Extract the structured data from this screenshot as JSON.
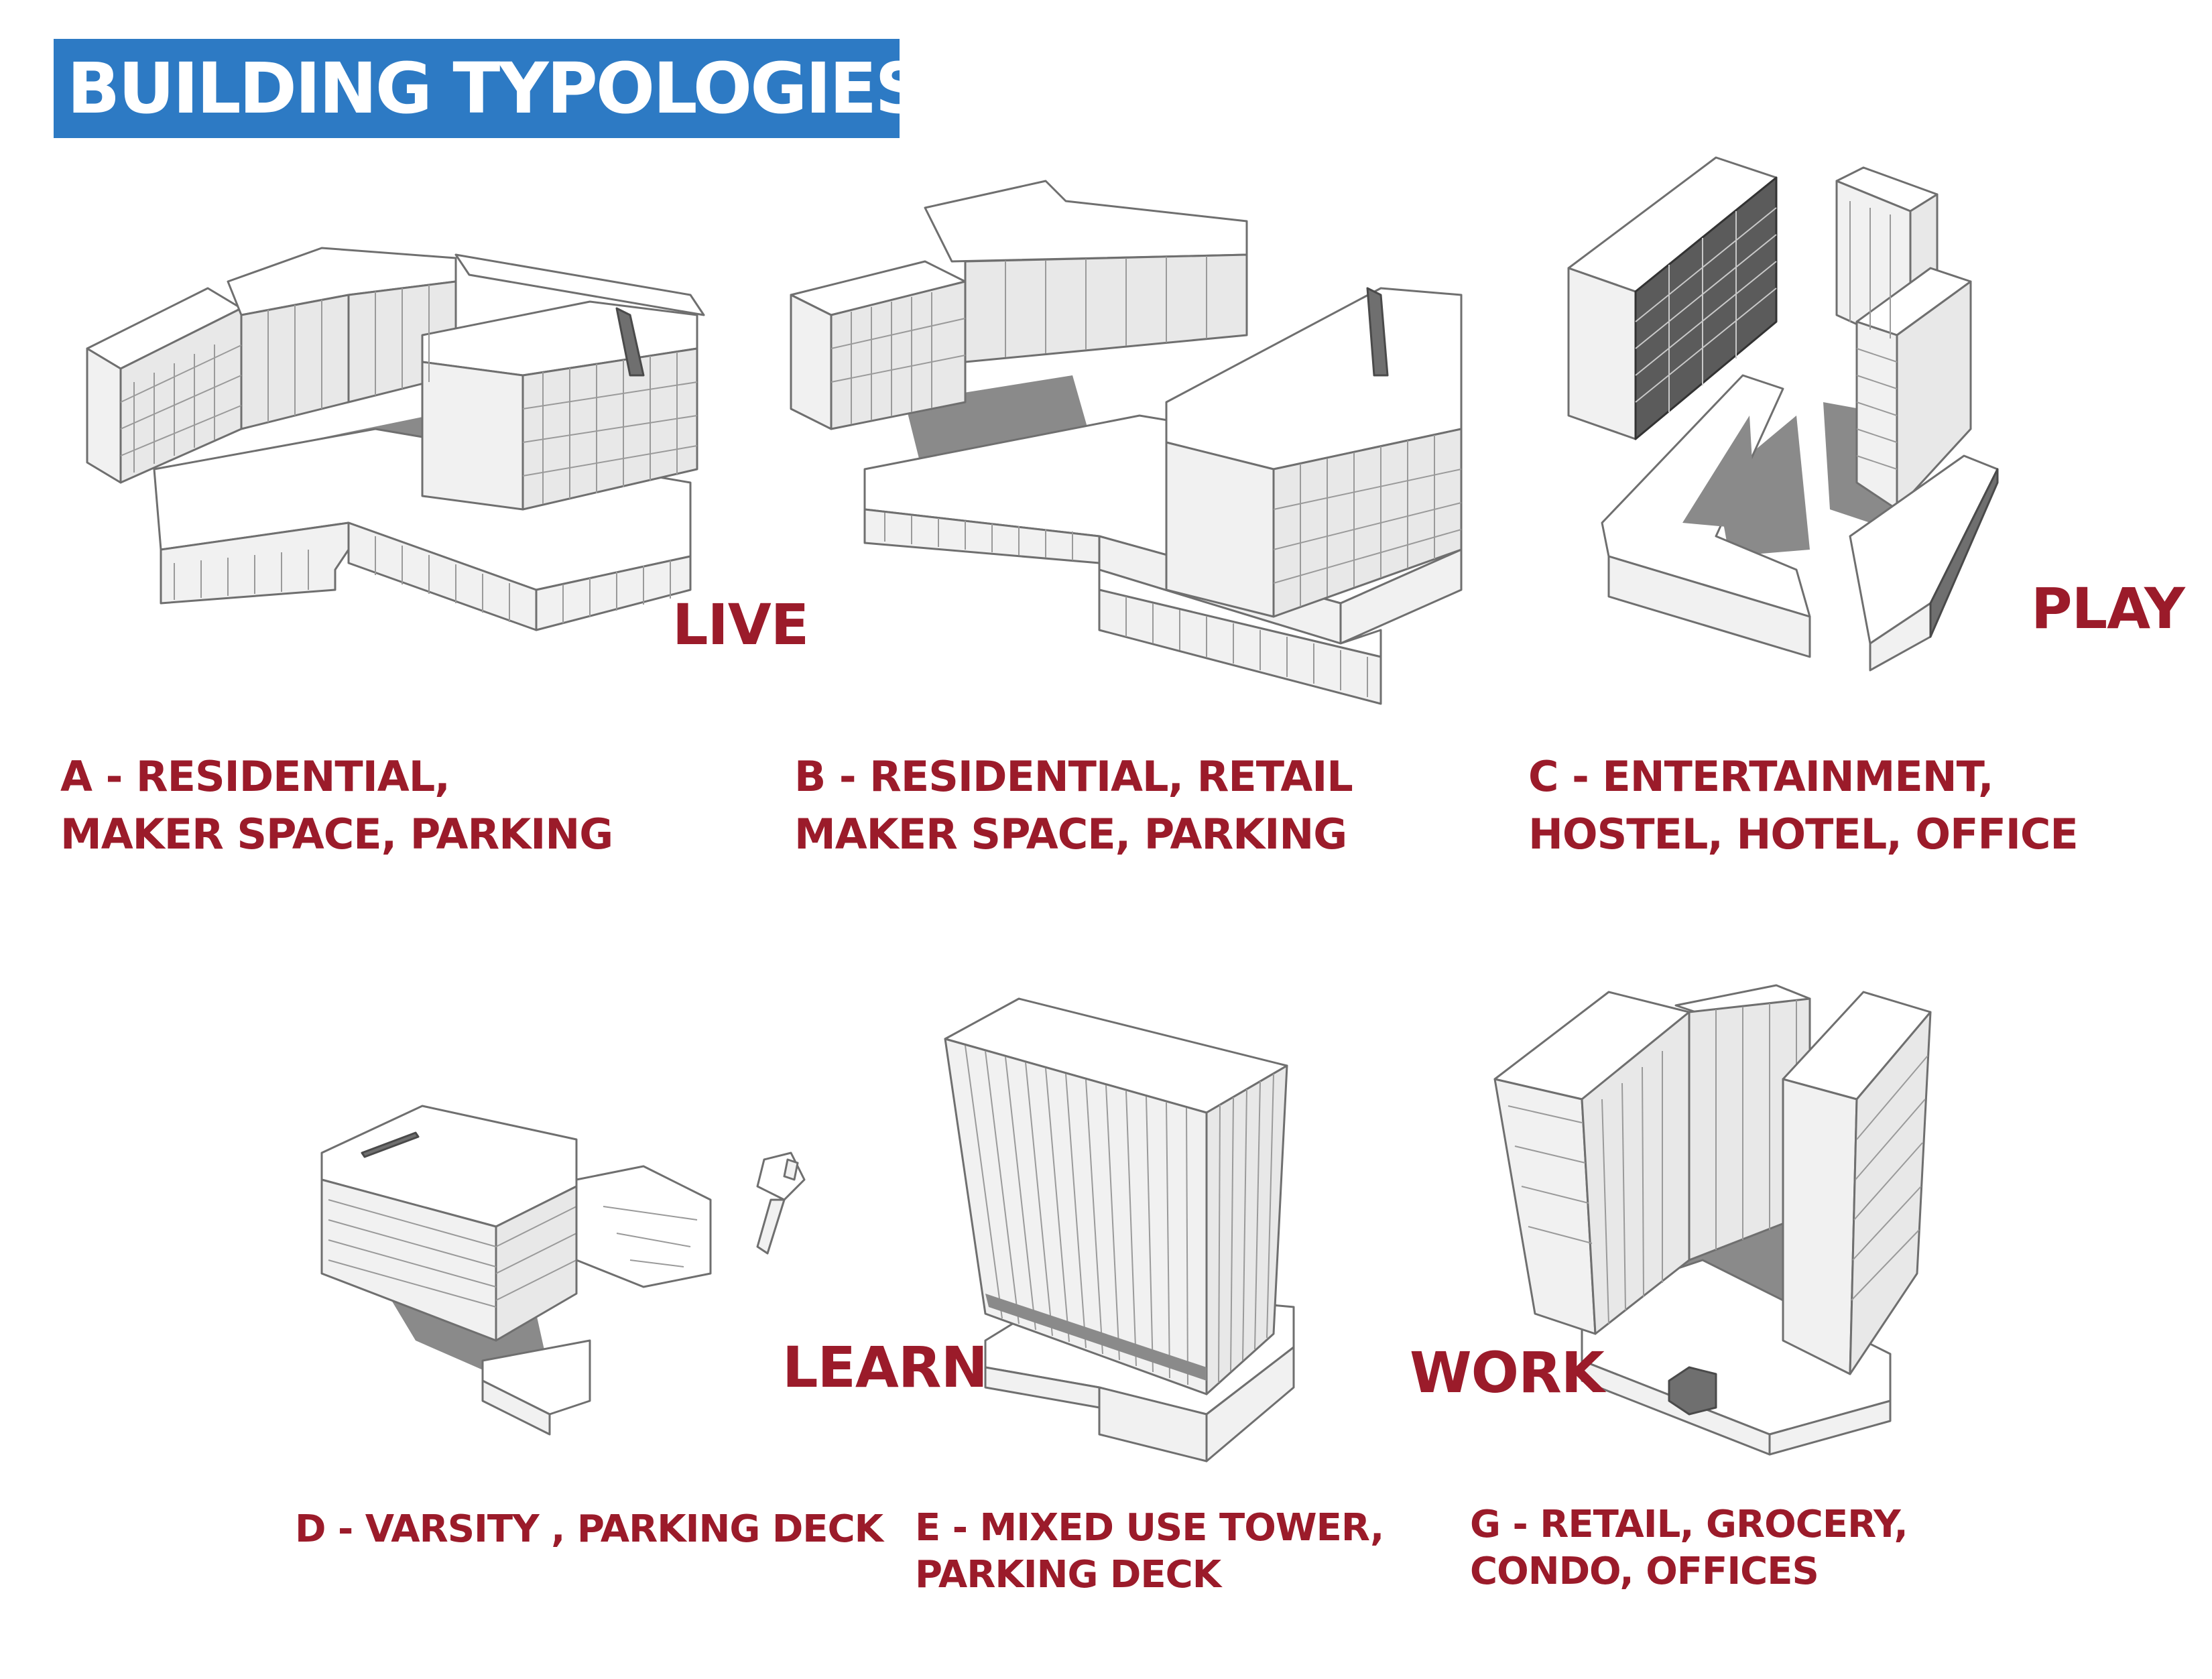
{
  "title": "BUILDING TYPOLOGIES",
  "colors": {
    "title_bg": "#2d7ac4",
    "title_text": "#ffffff",
    "label_red": "#9b1b2a",
    "model_line": "#6f6f6f",
    "model_shadow": "#8a8a8a"
  },
  "typologies": [
    {
      "id": "A",
      "category": "LIVE",
      "lines": [
        "A - RESIDENTIAL,",
        "MAKER SPACE, PARKING"
      ]
    },
    {
      "id": "B",
      "category": "",
      "lines": [
        "B - RESIDENTIAL, RETAIL",
        "MAKER SPACE, PARKING"
      ]
    },
    {
      "id": "C",
      "category": "PLAY",
      "lines": [
        "C - ENTERTAINMENT,",
        "HOSTEL, HOTEL, OFFICE"
      ]
    },
    {
      "id": "D",
      "category": "LEARN",
      "lines": [
        "D - VARSITY , PARKING DECK"
      ]
    },
    {
      "id": "E",
      "category": "",
      "lines": [
        "E - MIXED USE TOWER,",
        "PARKING DECK"
      ]
    },
    {
      "id": "G",
      "category": "WORK",
      "lines": [
        "G - RETAIL, GROCERY,",
        "CONDO, OFFICES"
      ]
    }
  ]
}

WHAT THE TASK ASKS: Make an exact copy of the data above, pictures excluded.

THE RESULT:
Extract the structured data from this screenshot as JSON.
{
  "title": "BUILDING TYPOLOGIES",
  "colors": {
    "title_bg": "#2d7ac4",
    "title_text": "#ffffff",
    "label_red": "#9b1b2a",
    "model_line": "#6f6f6f",
    "model_shadow": "#8a8a8a"
  },
  "typologies": [
    {
      "id": "A",
      "category": "LIVE",
      "lines": [
        "A - RESIDENTIAL,",
        "MAKER SPACE, PARKING"
      ]
    },
    {
      "id": "B",
      "category": "",
      "lines": [
        "B - RESIDENTIAL, RETAIL",
        "MAKER SPACE, PARKING"
      ]
    },
    {
      "id": "C",
      "category": "PLAY",
      "lines": [
        "C - ENTERTAINMENT,",
        "HOSTEL, HOTEL, OFFICE"
      ]
    },
    {
      "id": "D",
      "category": "LEARN",
      "lines": [
        "D - VARSITY , PARKING DECK"
      ]
    },
    {
      "id": "E",
      "category": "",
      "lines": [
        "E - MIXED USE TOWER,",
        "PARKING DECK"
      ]
    },
    {
      "id": "G",
      "category": "WORK",
      "lines": [
        "G - RETAIL, GROCERY,",
        "CONDO, OFFICES"
      ]
    }
  ]
}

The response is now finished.